§ **What to produce**
Search the records for "animales" and copy each line that holds it.

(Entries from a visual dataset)
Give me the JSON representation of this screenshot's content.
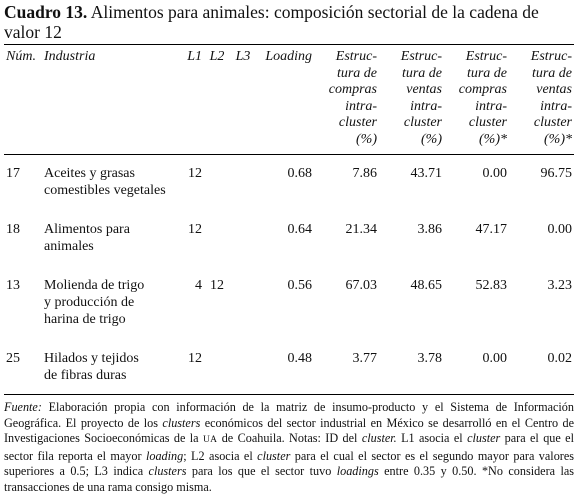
{
  "header": {
    "label": "Cuadro 13.",
    "title": "Alimentos para animales: composición sectorial de la cadena de valor 12"
  },
  "table": {
    "columns": [
      [
        "Núm."
      ],
      [
        "Industria"
      ],
      [
        "L1"
      ],
      [
        "L2"
      ],
      [
        "L3"
      ],
      [
        "Loading"
      ],
      [
        "Estruc-",
        "tura de",
        "compras",
        "intra-",
        "cluster",
        "(%)"
      ],
      [
        "Estruc-",
        "tura de",
        "ventas",
        "intra-",
        "cluster",
        "(%)"
      ],
      [
        "Estruc-",
        "tura de",
        "compras",
        "intra-",
        "cluster",
        "(%)*"
      ],
      [
        "Estruc-",
        "tura de",
        "ventas",
        "intra-",
        "cluster",
        "(%)*"
      ]
    ],
    "rows": [
      {
        "num": "17",
        "industria": [
          "Aceites y grasas",
          "comestibles vegetales"
        ],
        "l1": "12",
        "loading": "0.68",
        "compras": "7.86",
        "ventas": "43.71",
        "compras_x": "0.00",
        "ventas_x": "96.75"
      },
      {
        "num": "18",
        "industria": [
          "Alimentos para",
          "animales"
        ],
        "l1": "12",
        "loading": "0.64",
        "compras": "21.34",
        "ventas": "3.86",
        "compras_x": "47.17",
        "ventas_x": "0.00"
      },
      {
        "num": "13",
        "industria": [
          "Molienda de trigo",
          "y producción de",
          "harina de trigo"
        ],
        "l1": "4",
        "l2": "12",
        "loading": "0.56",
        "compras": "67.03",
        "ventas": "48.65",
        "compras_x": "52.83",
        "ventas_x": "3.23"
      },
      {
        "num": "25",
        "industria": [
          "Hilados y tejidos",
          "de fibras duras"
        ],
        "l1": "12",
        "loading": "0.48",
        "compras": "3.77",
        "ventas": "3.78",
        "compras_x": "0.00",
        "ventas_x": "0.02"
      }
    ]
  },
  "footnote": [
    "Fuente:",
    " Elaboración propia con información de la matriz de insumo-producto y el Sistema de Información Geográfica. El proyecto de los ",
    "clusters",
    " económicos del sector industrial en México se desarrolló en el Centro de Investigaciones Socioeconómicas de la ",
    "UA",
    " de Coahuila. Notas: ID del ",
    "cluster.",
    " L1 asocia el ",
    "cluster",
    " para el que el sector fila reporta el mayor ",
    "loading",
    "; L2 asocia el ",
    "cluster",
    " para el cual el sector es el segundo mayor para valores superiores a 0.5; L3 indica ",
    "clusters",
    " para los que el sector tuvo ",
    "loadings",
    " entre 0.35 y 0.50. *No considera las transacciones de una rama consigo misma."
  ]
}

§ **Worked solution**
    "title": "Alimentos para animales: composición sectorial de la cadena de valor 12"
          "animales"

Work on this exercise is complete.